- **What to produce**: Each line containing the word "background" needs to be copied.

- **Records to process**:
----------------

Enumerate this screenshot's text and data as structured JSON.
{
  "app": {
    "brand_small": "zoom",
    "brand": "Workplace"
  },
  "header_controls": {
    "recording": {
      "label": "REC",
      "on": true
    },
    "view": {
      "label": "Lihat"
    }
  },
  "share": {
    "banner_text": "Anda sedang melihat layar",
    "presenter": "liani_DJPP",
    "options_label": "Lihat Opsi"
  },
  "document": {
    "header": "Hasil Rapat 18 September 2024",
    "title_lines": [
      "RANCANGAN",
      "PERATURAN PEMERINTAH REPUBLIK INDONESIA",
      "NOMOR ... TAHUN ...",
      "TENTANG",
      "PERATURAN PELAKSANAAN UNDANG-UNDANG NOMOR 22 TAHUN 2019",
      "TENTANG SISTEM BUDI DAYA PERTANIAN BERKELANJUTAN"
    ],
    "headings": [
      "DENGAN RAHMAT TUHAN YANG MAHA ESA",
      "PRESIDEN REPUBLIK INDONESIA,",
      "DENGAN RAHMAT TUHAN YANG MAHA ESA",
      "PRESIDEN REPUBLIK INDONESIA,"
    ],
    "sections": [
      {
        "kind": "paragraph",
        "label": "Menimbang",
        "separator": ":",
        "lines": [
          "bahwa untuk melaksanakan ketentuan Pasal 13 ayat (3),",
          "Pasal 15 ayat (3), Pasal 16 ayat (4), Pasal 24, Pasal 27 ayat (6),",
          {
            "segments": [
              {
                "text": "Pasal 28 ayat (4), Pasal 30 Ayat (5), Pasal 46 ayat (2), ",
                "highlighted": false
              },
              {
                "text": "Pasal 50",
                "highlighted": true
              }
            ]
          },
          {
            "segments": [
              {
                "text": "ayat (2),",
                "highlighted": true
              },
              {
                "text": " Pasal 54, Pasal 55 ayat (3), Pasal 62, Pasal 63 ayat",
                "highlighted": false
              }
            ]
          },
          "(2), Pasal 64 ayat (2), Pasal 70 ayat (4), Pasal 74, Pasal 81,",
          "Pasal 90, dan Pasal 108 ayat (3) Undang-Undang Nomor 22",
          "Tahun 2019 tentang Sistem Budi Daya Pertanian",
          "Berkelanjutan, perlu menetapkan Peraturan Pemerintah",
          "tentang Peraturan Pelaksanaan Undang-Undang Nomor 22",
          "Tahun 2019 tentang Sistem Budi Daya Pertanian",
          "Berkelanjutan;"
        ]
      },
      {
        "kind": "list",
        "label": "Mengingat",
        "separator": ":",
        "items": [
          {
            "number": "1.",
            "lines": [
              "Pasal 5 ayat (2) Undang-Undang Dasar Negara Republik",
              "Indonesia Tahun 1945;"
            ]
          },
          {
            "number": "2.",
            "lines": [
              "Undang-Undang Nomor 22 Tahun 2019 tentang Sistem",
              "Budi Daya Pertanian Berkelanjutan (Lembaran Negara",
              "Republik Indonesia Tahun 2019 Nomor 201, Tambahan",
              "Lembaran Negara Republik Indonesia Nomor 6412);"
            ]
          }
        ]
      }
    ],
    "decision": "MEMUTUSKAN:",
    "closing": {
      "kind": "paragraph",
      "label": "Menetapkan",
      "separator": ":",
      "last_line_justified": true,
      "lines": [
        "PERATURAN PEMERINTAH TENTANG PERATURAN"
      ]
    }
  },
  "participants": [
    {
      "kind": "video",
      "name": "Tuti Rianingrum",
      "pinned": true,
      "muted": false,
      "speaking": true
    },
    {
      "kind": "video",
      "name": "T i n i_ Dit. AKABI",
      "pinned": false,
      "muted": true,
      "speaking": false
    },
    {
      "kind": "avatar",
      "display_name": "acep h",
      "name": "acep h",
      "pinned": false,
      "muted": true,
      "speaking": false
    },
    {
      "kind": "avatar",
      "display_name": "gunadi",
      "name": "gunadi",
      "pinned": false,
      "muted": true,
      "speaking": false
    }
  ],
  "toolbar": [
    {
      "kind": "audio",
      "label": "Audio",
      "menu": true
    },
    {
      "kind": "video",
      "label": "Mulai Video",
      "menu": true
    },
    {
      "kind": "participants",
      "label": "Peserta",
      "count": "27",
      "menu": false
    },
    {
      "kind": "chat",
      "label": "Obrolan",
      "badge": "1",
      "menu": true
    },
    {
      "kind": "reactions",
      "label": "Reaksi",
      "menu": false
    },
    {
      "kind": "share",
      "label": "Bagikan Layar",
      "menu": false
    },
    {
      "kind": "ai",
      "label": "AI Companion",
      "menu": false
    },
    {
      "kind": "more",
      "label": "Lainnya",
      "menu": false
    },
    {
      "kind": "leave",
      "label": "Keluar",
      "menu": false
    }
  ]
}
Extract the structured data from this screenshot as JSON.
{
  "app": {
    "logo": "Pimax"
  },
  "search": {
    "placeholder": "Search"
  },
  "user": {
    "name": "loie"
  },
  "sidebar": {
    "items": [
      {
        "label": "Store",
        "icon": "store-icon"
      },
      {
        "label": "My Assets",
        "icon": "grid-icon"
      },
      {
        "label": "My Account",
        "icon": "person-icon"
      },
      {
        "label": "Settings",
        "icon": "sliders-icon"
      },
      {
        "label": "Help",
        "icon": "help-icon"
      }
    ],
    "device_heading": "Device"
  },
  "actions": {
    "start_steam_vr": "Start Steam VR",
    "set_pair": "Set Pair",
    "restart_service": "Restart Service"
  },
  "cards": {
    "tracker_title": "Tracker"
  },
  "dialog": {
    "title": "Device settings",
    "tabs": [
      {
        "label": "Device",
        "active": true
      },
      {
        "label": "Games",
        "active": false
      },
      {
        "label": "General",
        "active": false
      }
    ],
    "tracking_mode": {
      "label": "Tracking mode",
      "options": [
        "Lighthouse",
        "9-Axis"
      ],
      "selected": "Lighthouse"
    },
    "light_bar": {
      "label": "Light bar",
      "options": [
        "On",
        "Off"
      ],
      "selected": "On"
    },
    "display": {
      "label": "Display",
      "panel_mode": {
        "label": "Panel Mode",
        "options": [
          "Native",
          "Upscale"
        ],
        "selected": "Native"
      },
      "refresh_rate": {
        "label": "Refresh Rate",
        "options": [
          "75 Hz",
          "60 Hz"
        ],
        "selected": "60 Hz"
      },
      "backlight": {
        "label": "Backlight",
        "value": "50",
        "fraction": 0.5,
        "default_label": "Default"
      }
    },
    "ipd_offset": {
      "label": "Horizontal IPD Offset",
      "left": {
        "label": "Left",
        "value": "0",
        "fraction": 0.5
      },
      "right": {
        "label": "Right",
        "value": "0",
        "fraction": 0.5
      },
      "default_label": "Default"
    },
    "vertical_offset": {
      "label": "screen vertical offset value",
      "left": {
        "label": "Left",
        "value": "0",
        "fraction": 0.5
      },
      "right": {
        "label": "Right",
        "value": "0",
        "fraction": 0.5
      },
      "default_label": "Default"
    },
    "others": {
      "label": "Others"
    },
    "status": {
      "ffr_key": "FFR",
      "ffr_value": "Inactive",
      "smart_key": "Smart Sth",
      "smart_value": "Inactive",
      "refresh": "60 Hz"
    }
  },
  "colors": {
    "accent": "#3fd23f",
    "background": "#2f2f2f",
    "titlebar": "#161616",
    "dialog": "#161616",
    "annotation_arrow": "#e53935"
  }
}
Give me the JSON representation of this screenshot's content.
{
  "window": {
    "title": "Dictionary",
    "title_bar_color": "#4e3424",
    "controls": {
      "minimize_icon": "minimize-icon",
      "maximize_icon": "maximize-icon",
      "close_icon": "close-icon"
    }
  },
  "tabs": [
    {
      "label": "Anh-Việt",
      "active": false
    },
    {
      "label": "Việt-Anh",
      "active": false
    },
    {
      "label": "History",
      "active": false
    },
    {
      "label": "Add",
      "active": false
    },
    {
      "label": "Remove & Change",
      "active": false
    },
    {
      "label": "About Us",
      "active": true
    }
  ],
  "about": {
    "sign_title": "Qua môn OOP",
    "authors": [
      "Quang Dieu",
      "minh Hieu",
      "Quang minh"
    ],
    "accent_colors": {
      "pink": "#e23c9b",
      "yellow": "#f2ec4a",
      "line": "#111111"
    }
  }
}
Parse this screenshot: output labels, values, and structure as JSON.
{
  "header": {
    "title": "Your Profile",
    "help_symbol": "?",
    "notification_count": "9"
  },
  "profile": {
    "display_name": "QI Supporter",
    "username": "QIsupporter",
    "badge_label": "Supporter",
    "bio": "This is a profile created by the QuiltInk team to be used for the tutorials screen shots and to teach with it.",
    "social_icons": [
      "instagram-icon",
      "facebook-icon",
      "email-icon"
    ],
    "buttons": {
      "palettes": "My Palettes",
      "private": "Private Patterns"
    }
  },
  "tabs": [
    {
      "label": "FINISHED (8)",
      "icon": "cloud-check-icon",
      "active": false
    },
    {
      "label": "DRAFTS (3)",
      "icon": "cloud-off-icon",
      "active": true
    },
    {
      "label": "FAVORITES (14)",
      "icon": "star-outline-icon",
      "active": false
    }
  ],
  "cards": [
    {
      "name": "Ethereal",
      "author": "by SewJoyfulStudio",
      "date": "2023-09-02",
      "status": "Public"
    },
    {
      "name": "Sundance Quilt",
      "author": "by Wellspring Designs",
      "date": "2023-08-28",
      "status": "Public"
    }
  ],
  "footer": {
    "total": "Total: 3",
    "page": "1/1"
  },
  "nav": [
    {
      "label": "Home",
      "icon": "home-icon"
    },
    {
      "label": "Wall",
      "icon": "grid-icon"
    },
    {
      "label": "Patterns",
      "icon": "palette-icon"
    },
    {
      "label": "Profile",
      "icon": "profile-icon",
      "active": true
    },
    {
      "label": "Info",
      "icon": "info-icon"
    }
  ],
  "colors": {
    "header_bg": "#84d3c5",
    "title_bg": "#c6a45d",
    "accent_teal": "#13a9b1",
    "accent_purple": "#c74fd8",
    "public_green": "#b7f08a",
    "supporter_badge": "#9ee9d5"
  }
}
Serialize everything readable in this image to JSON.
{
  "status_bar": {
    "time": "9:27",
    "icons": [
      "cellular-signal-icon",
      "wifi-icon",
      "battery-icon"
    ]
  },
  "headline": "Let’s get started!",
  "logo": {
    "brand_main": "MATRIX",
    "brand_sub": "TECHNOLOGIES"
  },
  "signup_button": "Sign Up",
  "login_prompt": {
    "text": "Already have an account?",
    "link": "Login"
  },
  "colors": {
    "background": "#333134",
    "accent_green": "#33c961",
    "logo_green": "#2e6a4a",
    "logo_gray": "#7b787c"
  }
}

----------------

- **Exercise result**:
    "background": "#2f2f2f",
    "background": "#333134",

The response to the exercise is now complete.